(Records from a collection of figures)
▬▬▬▬▬▬▬▬▬▬

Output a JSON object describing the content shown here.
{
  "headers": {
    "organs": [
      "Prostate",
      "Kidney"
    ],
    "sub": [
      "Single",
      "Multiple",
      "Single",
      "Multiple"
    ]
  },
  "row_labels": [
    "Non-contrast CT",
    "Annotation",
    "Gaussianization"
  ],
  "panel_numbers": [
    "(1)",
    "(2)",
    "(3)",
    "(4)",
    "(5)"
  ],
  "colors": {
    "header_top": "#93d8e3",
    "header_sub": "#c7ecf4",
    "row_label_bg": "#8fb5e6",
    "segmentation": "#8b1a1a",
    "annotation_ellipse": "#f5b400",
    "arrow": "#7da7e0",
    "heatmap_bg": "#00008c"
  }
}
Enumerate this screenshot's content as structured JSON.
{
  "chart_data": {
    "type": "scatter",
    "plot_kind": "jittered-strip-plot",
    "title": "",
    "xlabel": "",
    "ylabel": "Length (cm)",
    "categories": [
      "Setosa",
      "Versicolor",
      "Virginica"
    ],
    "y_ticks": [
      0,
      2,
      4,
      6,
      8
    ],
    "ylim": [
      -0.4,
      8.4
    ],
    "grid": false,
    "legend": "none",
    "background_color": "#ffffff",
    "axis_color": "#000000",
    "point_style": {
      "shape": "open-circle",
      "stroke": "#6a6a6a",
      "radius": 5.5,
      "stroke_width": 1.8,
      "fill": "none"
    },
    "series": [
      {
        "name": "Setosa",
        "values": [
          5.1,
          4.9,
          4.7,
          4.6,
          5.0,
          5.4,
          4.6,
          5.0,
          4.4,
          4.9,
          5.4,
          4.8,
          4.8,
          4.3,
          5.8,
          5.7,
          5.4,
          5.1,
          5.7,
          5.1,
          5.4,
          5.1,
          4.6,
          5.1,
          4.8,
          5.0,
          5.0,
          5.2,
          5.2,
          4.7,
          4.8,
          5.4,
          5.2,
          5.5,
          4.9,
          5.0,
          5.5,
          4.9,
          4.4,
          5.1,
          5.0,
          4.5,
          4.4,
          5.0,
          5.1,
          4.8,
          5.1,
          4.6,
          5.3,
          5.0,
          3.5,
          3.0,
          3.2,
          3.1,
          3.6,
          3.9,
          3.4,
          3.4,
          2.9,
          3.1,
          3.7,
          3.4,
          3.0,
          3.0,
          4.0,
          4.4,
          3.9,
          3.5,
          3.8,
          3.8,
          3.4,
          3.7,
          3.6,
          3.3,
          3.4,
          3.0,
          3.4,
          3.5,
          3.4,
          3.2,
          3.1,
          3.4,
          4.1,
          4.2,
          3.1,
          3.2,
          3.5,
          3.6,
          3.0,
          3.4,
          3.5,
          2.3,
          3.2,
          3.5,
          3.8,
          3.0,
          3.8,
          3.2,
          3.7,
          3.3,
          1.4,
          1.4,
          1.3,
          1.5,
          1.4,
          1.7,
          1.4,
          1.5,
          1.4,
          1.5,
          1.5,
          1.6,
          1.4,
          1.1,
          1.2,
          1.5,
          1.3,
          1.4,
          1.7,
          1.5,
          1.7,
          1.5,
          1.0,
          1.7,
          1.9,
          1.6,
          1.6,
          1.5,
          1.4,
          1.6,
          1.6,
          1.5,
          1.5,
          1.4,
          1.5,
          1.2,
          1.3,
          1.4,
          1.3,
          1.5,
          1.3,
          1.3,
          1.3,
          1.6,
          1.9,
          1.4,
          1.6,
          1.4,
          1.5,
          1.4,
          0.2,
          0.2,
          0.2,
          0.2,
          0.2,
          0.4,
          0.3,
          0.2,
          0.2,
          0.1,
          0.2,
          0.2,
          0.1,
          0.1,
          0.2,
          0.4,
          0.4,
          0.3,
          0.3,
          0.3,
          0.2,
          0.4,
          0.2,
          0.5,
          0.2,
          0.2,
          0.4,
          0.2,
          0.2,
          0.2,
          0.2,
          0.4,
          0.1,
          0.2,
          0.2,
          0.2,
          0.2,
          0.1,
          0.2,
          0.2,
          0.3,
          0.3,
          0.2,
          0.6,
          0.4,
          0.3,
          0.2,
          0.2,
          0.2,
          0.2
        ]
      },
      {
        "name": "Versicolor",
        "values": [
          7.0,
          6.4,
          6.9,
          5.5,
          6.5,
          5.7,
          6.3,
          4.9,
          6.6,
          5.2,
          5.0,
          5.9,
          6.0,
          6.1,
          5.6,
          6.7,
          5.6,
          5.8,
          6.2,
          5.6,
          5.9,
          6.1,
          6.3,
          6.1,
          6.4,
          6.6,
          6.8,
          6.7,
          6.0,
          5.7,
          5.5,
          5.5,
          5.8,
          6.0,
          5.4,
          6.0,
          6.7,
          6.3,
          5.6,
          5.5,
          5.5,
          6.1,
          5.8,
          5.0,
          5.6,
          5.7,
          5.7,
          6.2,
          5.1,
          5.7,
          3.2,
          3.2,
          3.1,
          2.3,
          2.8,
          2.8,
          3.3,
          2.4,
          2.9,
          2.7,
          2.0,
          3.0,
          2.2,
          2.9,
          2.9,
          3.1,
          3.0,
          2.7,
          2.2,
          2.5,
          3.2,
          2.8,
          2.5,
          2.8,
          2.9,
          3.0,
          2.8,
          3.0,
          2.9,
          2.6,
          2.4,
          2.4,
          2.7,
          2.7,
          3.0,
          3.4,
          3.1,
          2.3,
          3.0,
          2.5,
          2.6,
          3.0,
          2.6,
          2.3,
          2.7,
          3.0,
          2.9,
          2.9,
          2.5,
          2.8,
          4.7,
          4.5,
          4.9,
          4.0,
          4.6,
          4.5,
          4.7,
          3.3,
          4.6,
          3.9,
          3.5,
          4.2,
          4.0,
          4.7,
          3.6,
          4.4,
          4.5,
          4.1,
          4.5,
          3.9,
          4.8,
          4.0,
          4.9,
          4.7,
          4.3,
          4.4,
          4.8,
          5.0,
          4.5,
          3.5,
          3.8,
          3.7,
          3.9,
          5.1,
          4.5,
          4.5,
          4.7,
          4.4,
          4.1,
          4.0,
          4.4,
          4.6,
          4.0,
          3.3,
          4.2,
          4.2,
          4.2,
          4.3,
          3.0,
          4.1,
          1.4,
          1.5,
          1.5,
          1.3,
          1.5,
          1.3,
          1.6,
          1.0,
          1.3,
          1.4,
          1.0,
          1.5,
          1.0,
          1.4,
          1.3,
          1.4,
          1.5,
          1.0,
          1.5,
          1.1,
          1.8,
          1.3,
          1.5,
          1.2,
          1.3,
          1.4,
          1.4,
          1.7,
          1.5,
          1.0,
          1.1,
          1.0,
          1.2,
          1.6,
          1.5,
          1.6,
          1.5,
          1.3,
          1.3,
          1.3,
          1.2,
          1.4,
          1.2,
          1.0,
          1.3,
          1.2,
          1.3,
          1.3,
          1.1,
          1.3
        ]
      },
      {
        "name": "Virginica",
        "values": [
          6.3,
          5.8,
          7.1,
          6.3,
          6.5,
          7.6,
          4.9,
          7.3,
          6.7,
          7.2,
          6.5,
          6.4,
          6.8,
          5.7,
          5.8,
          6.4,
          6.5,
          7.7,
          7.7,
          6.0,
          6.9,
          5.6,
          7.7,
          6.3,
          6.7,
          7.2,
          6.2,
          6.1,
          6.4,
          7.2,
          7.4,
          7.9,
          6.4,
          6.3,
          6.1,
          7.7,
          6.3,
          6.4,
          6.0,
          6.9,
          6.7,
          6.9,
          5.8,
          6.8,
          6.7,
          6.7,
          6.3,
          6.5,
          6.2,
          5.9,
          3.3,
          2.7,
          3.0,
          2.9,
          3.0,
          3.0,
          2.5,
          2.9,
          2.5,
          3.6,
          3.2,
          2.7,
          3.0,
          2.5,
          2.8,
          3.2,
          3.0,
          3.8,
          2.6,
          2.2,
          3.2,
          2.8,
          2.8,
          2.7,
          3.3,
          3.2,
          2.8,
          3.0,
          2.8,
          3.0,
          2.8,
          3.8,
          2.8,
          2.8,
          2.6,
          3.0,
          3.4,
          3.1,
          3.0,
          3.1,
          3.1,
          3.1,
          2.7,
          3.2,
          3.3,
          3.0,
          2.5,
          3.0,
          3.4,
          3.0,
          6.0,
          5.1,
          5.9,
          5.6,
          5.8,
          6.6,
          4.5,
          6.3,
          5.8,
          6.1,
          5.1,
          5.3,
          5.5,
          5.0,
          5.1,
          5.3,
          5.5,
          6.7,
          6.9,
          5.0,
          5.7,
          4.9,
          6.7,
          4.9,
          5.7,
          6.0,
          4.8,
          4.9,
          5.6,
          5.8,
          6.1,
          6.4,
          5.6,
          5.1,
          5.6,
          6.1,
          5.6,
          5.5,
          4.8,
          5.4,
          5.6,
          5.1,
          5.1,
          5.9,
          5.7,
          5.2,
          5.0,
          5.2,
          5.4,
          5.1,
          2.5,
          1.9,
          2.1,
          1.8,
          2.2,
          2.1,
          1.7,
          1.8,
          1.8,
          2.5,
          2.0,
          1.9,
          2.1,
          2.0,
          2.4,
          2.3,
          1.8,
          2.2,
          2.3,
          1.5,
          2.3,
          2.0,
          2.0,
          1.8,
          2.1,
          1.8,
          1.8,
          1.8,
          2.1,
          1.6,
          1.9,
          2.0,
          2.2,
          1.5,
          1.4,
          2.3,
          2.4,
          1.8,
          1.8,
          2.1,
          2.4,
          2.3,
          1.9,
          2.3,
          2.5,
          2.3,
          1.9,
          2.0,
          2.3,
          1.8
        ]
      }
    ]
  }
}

▬▬▬▬▬▬▬▬▬▬

What you are asked to do:
List every line in the records above that contains the word "content".

Written reply:
Output a JSON object describing the content shown here.
Enumerate this screenshot's content as structured JSON.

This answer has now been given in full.